Task description:
The records below must be output exactly, without pictures.

[Stored entries]

────

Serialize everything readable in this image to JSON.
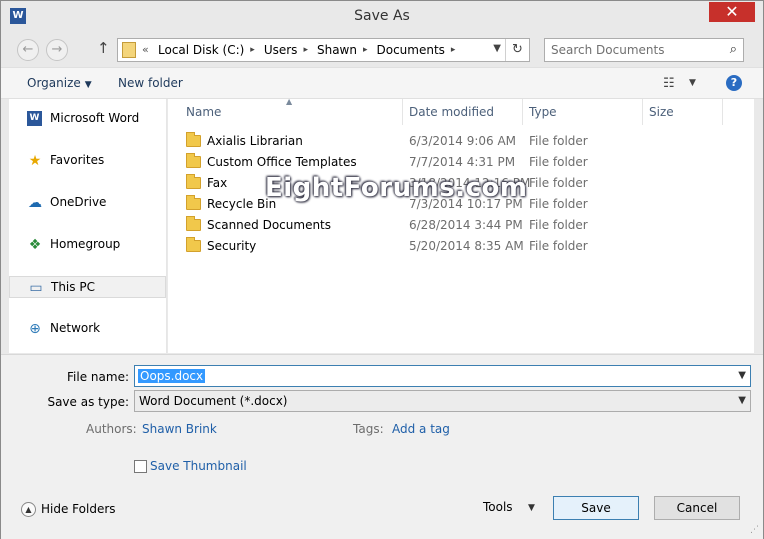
{
  "window": {
    "title": "Save As",
    "app_icon": "W",
    "close_label": "✕"
  },
  "nav": {
    "back_icon": "arrow-left-icon",
    "forward_icon": "arrow-right-icon",
    "up_icon": "arrow-up-icon",
    "crumb_overflow": "«",
    "breadcrumbs": [
      "Local Disk (C:)",
      "Users",
      "Shawn",
      "Documents"
    ],
    "search_placeholder": "Search Documents"
  },
  "toolbar": {
    "organize": "Organize",
    "new_folder": "New folder"
  },
  "sidebar": {
    "items": [
      {
        "label": "Microsoft Word",
        "icon": "word-icon"
      },
      {
        "label": "Favorites",
        "icon": "star-icon"
      },
      {
        "label": "OneDrive",
        "icon": "cloud-icon"
      },
      {
        "label": "Homegroup",
        "icon": "homegroup-icon"
      },
      {
        "label": "This PC",
        "icon": "computer-icon",
        "selected": true
      },
      {
        "label": "Network",
        "icon": "network-icon"
      }
    ]
  },
  "columns": {
    "name": "Name",
    "date": "Date modified",
    "type": "Type",
    "size": "Size"
  },
  "files": [
    {
      "name": "Axialis Librarian",
      "date": "6/3/2014 9:06 AM",
      "type": "File folder"
    },
    {
      "name": "Custom Office Templates",
      "date": "7/7/2014 4:31 PM",
      "type": "File folder"
    },
    {
      "name": "Fax",
      "date": "3/18/2014 12:16 PM",
      "type": "File folder"
    },
    {
      "name": "Recycle Bin",
      "date": "7/3/2014 10:17 PM",
      "type": "File folder"
    },
    {
      "name": "Scanned Documents",
      "date": "6/28/2014 3:44 PM",
      "type": "File folder"
    },
    {
      "name": "Security",
      "date": "5/20/2014 8:35 AM",
      "type": "File folder"
    }
  ],
  "watermark": "EightForums.com",
  "form": {
    "file_name_label": "File name:",
    "file_name_value": "Oops.docx",
    "save_type_label": "Save as type:",
    "save_type_value": "Word Document (*.docx)",
    "authors_label": "Authors:",
    "authors_value": "Shawn Brink",
    "tags_label": "Tags:",
    "tags_value": "Add a tag",
    "thumbnail_label": "Save Thumbnail",
    "thumbnail_checked": false
  },
  "footer": {
    "hide_folders": "Hide Folders",
    "tools": "Tools",
    "save": "Save",
    "cancel": "Cancel"
  },
  "colors": {
    "accent": "#3399ff",
    "link": "#1f5fa8",
    "close": "#c7302b",
    "folder": "#f1c84b"
  }
}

────

Answer to this task:
Serialize everything readable in this image to JSON.
{
  "window": {
    "title": "Save As",
    "app_icon": "W",
    "close_label": "✕"
  },
  "nav": {
    "back_icon": "arrow-left-icon",
    "forward_icon": "arrow-right-icon",
    "up_icon": "arrow-up-icon",
    "crumb_overflow": "«",
    "breadcrumbs": [
      "Local Disk (C:)",
      "Users",
      "Shawn",
      "Documents"
    ],
    "search_placeholder": "Search Documents"
  },
  "toolbar": {
    "organize": "Organize",
    "new_folder": "New folder"
  },
  "sidebar": {
    "items": [
      {
        "label": "Microsoft Word",
        "icon": "word-icon"
      },
      {
        "label": "Favorites",
        "icon": "star-icon"
      },
      {
        "label": "OneDrive",
        "icon": "cloud-icon"
      },
      {
        "label": "Homegroup",
        "icon": "homegroup-icon"
      },
      {
        "label": "This PC",
        "icon": "computer-icon",
        "selected": true
      },
      {
        "label": "Network",
        "icon": "network-icon"
      }
    ]
  },
  "columns": {
    "name": "Name",
    "date": "Date modified",
    "type": "Type",
    "size": "Size"
  },
  "files": [
    {
      "name": "Axialis Librarian",
      "date": "6/3/2014 9:06 AM",
      "type": "File folder"
    },
    {
      "name": "Custom Office Templates",
      "date": "7/7/2014 4:31 PM",
      "type": "File folder"
    },
    {
      "name": "Fax",
      "date": "3/18/2014 12:16 PM",
      "type": "File folder"
    },
    {
      "name": "Recycle Bin",
      "date": "7/3/2014 10:17 PM",
      "type": "File folder"
    },
    {
      "name": "Scanned Documents",
      "date": "6/28/2014 3:44 PM",
      "type": "File folder"
    },
    {
      "name": "Security",
      "date": "5/20/2014 8:35 AM",
      "type": "File folder"
    }
  ],
  "watermark": "EightForums.com",
  "form": {
    "file_name_label": "File name:",
    "file_name_value": "Oops.docx",
    "save_type_label": "Save as type:",
    "save_type_value": "Word Document (*.docx)",
    "authors_label": "Authors:",
    "authors_value": "Shawn Brink",
    "tags_label": "Tags:",
    "tags_value": "Add a tag",
    "thumbnail_label": "Save Thumbnail",
    "thumbnail_checked": false
  },
  "footer": {
    "hide_folders": "Hide Folders",
    "tools": "Tools",
    "save": "Save",
    "cancel": "Cancel"
  },
  "colors": {
    "accent": "#3399ff",
    "link": "#1f5fa8",
    "close": "#c7302b",
    "folder": "#f1c84b"
  }
}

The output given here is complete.